Given request.
Look below. Copy each line that has "есть" in it.

Records for the task.
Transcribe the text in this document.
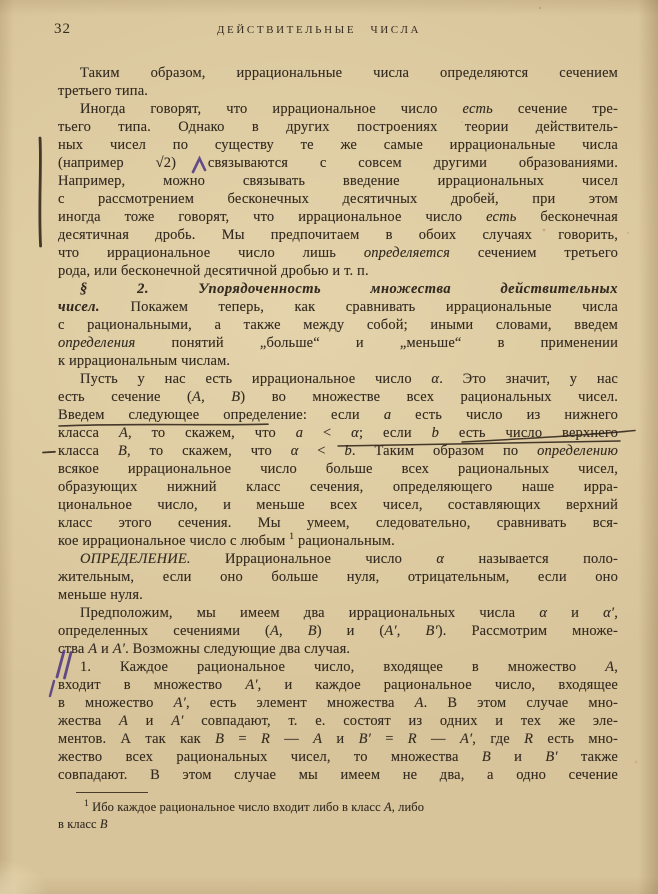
32	ДЕЙСТВИТЕЛЬНЫЕ ЧИСЛА
Таким образом, иррациональные числа определяются сечением
третьего типа.
Иногда говорят, что иррациональное число есть сечение тре-
тьего типа. Однако в других построениях теории действитель-
ных чисел по существу те же самые иррациональные числа
(например √2) связываются с совсем другими образованиями.
Например, можно связывать введение иррациональных чисел
с рассмотрением бесконечных десятичных дробей, при этом
иногда тоже говорят, что иррациональное число есть бесконечная
десятичная дробь. Мы предпочитаем в обоих случаях говорить,
что иррациональное число лишь определяется сечением третьего
рода, или бесконечной десятичной дробью и т. п.
§ 2. Упорядоченность множества действительных
чисел. Покажем теперь, как сравнивать иррациональные числа
с рациональными, а также между собой; иными словами, введем
определения понятий „больше“ и „меньше“ в применении
к иррациональным числам.
Пусть у нас есть иррациональное число α. Это значит, у нас
есть сечение (A, B) во множестве всех рациональных чисел.
Введем следующее определение: если a есть число из нижнего
класса A, то скажем, что a < α; если b есть число верхнего
класса B, то скажем, что α < b. Таким образом по определению
всякое иррациональное число больше всех рациональных чисел,
образующих нижний класс сечения, определяющего наше ирра-
циональное число, и меньше всех чисел, составляющих верхний
класс этого сечения. Мы умеем, следовательно, сравнивать вся-
кое иррациональное число с любым $^1$ рациональным.
ОПРЕДЕЛЕНИЕ. Иррациональное число α называется поло-
жительным, если оно больше нуля, отрицательным, если оно
меньше нуля.
Предположим, мы имеем два иррациональных числа α и α′,
определенных сечениями (A, B) и (A′, B′). Рассмотрим множе-
ства A и A′. Возможны следующие два случая.
1. Каждое рациональное число, входящее в множество A,
входит в множество A′, и каждое рациональное число, входящее
в множество A′, есть элемент множества A. В этом случае мно-
жества A и A′ совпадают, т. е. состоят из одних и тех же эле-
ментов. А так как B = R — A и B′ = R — A′, где R есть мно-
жество всех рациональных чисел, то множества B и B′ также
совпадают. В этом случае мы имеем не два, а одно сечение
$^1$ Ибо каждое рациональное число входит либо в класс A, либо
в класс B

Complete output.
Иногда говорят, что иррациональное число есть сечение тре-
иногда тоже говорят, что иррациональное число есть бесконечная
Пусть у нас есть иррациональное число α. Это значит, у нас
есть сечение (A, B) во множестве всех рациональных чисел.
Введем следующее определение: если a есть число из нижнего
класса A, то скажем, что a < α; если b есть число верхнего
в множество A′, есть элемент множества A. В этом случае мно-
ментов. А так как B = R — A и B′ = R — A′, где R есть мно-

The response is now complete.